Work to complete: Find the word "TURF" in the listing; pull out each line holding it.

..........

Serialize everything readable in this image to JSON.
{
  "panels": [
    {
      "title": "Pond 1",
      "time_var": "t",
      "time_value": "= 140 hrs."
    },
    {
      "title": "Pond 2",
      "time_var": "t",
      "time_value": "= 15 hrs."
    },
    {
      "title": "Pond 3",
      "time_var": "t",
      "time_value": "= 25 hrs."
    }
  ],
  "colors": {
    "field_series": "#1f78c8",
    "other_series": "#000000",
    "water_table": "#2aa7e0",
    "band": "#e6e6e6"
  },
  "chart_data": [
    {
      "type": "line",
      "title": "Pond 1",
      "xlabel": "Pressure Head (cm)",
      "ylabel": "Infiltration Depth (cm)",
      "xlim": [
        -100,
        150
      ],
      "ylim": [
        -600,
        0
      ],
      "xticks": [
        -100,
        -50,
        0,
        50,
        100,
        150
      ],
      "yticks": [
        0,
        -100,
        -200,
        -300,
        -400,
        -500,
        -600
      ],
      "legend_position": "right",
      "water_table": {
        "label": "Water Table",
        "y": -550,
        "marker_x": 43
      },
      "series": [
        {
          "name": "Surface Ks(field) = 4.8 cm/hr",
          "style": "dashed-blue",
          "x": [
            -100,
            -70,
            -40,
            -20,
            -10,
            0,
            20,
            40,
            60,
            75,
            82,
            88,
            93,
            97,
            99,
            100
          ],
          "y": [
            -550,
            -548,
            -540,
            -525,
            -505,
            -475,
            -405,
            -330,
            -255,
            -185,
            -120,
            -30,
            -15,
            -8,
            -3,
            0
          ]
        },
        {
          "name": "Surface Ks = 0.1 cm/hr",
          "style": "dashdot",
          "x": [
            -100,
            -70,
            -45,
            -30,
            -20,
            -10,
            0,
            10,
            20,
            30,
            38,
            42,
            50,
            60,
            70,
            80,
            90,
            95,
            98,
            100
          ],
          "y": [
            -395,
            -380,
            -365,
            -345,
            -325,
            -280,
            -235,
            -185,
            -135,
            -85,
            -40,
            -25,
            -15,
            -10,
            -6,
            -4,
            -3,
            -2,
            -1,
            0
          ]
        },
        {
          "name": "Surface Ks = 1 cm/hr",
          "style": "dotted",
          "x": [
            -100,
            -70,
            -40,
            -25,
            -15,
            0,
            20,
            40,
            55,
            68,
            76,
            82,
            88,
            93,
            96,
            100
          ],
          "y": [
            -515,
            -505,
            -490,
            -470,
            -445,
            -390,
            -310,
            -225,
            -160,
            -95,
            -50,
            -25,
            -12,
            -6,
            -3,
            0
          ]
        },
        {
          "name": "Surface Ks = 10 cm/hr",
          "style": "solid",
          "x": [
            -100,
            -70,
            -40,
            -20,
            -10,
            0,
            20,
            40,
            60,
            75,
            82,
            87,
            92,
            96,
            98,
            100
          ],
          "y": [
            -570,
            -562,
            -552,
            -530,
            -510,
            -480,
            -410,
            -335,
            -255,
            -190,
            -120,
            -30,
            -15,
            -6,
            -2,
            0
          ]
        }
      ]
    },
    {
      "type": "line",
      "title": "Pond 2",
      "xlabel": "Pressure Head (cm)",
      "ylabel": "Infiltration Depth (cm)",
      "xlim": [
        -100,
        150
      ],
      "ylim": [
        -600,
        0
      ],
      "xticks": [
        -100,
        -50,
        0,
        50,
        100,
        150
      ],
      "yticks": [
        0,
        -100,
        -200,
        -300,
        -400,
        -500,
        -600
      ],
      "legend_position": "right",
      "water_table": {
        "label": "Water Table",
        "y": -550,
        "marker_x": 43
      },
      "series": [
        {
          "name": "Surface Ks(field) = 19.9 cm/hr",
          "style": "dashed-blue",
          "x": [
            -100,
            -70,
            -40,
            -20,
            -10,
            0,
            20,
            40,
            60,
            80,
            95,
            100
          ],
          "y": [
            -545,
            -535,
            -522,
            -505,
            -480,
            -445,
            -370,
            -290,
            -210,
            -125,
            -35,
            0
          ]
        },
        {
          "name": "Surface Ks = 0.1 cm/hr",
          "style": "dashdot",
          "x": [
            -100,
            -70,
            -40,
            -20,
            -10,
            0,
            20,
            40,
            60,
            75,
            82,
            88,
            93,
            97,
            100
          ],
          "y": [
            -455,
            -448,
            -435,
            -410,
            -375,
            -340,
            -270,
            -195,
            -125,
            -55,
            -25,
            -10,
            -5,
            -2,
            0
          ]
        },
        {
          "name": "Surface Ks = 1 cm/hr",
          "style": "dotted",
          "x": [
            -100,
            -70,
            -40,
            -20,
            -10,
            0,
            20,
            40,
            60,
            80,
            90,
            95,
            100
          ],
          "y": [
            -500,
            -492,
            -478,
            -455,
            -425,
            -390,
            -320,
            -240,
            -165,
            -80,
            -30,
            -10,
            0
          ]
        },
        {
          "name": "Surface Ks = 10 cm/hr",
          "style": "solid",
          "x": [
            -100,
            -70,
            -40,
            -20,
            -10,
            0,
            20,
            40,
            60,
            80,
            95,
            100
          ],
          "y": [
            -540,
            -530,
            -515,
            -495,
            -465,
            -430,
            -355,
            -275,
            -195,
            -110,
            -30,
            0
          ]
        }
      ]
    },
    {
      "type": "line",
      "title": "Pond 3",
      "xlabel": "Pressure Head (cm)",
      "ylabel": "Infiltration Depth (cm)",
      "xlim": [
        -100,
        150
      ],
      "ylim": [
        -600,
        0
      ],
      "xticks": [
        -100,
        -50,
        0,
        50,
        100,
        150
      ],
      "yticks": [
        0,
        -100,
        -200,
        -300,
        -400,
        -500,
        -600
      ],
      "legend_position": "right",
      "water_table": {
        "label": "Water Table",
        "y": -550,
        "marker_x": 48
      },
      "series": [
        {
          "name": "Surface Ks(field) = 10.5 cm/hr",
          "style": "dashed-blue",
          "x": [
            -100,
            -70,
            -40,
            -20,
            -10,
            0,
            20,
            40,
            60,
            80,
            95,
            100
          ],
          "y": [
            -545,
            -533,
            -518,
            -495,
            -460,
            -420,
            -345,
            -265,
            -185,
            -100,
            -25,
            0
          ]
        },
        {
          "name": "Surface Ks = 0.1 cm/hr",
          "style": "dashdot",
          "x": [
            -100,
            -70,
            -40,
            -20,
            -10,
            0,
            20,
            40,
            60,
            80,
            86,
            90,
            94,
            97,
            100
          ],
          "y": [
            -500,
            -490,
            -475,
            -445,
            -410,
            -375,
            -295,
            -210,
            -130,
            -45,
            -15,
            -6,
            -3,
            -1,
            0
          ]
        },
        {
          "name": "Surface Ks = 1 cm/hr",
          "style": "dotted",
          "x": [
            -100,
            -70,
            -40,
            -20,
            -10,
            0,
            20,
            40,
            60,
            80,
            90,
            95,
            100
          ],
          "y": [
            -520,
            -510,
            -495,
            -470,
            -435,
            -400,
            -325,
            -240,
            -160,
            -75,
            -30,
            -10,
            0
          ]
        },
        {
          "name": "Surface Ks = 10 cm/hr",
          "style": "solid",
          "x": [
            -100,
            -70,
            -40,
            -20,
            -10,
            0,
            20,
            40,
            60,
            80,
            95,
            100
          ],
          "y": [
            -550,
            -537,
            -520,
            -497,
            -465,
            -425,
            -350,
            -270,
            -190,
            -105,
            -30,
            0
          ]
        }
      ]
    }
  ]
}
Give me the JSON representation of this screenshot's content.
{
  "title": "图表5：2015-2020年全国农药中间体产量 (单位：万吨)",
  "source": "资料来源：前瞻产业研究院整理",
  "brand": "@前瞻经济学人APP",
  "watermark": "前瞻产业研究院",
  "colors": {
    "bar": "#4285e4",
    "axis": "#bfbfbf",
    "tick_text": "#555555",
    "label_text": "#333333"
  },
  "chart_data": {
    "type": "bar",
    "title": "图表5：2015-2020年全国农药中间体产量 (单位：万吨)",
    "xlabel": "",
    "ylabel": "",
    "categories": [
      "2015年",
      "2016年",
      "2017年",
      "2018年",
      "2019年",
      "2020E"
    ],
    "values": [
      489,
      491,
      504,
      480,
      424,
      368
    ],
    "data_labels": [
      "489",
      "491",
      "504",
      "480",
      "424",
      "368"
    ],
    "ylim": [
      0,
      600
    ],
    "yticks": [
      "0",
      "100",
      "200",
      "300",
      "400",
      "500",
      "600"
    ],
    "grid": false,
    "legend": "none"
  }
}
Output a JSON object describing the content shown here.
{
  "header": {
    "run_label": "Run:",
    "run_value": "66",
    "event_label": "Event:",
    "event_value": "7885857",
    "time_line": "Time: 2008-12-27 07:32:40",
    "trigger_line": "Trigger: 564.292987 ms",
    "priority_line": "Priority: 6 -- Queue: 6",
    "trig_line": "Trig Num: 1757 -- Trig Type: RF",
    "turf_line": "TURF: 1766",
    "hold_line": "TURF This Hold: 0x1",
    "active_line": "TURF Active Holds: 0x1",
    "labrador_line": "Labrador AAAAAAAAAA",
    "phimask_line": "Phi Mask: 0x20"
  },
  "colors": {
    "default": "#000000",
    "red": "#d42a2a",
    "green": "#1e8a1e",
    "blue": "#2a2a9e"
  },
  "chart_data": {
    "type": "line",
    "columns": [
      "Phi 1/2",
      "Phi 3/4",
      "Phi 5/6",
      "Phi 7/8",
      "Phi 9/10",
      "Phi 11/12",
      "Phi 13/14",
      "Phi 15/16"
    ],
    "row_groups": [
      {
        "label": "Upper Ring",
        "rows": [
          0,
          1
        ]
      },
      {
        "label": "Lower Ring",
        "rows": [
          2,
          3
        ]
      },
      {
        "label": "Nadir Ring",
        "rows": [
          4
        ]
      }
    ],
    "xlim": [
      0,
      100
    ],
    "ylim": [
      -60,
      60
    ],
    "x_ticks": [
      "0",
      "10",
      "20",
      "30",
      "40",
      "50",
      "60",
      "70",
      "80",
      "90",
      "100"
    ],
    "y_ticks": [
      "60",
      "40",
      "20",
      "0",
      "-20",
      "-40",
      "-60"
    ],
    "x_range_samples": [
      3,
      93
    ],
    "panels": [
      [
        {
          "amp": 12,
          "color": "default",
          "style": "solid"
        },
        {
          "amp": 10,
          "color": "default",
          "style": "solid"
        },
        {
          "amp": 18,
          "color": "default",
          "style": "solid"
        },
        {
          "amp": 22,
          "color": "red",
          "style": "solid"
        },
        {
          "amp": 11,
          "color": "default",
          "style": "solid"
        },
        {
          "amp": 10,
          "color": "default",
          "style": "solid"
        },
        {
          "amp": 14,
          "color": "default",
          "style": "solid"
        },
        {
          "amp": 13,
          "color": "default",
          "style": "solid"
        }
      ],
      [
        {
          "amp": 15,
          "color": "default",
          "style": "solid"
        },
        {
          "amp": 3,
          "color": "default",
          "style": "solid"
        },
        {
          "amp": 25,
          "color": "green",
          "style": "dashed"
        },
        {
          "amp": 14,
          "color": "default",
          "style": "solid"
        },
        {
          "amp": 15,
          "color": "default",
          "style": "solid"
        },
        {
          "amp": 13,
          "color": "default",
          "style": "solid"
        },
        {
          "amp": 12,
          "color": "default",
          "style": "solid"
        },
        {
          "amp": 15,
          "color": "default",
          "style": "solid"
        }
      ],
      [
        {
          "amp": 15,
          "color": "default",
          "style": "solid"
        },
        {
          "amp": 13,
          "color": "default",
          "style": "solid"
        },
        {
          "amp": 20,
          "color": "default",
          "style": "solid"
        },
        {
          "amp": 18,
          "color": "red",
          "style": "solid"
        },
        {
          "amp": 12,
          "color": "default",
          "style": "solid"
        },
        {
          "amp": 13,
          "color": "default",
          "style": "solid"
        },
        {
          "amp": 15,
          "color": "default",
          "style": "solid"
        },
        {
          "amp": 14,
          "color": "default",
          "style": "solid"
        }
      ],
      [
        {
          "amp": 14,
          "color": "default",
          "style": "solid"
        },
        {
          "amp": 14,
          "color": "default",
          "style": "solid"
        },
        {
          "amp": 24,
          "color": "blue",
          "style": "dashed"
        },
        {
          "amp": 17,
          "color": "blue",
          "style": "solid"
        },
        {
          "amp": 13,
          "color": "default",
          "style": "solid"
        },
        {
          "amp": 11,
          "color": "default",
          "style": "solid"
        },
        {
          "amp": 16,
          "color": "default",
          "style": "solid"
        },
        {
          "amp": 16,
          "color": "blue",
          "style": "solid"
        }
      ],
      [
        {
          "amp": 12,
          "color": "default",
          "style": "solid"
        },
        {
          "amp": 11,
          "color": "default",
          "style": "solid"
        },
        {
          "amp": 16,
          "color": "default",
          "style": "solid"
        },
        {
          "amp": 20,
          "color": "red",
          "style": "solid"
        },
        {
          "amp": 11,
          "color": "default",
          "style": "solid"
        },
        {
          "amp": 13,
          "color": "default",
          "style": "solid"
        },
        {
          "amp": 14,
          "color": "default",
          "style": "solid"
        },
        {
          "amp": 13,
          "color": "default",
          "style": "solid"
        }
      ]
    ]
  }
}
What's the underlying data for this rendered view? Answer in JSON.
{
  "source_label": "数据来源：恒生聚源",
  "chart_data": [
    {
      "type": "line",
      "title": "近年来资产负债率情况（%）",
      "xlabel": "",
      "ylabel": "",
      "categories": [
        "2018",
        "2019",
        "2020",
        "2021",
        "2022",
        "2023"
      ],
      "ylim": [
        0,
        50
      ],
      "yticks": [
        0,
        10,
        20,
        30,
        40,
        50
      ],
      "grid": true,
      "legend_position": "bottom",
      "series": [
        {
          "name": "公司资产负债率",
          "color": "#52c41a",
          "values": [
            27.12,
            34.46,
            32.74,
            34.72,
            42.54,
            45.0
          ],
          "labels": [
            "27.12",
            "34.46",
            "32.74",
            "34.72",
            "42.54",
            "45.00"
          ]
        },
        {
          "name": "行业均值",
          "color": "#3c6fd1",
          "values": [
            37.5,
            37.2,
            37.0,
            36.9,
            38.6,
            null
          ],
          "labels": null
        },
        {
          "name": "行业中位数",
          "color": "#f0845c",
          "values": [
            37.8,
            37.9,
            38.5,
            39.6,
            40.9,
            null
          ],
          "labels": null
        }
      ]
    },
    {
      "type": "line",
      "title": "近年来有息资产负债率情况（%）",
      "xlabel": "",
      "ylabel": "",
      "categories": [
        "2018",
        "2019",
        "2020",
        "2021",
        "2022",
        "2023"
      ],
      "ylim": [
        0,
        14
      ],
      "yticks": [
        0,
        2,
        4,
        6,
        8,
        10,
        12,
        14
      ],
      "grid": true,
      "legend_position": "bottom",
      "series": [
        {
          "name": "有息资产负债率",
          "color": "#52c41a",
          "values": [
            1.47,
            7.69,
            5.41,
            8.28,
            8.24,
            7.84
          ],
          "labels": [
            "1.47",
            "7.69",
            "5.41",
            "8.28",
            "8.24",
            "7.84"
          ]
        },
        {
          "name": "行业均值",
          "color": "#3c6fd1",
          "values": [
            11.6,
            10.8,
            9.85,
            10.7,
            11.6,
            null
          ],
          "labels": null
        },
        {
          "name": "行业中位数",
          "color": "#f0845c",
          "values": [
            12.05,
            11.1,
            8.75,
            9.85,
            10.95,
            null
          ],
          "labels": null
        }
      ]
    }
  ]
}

..........

Full solution:
    "turf_line": "TURF: 1766",
    "hold_line": "TURF This Hold: 0x1",
    "active_line": "TURF Active Holds: 0x1",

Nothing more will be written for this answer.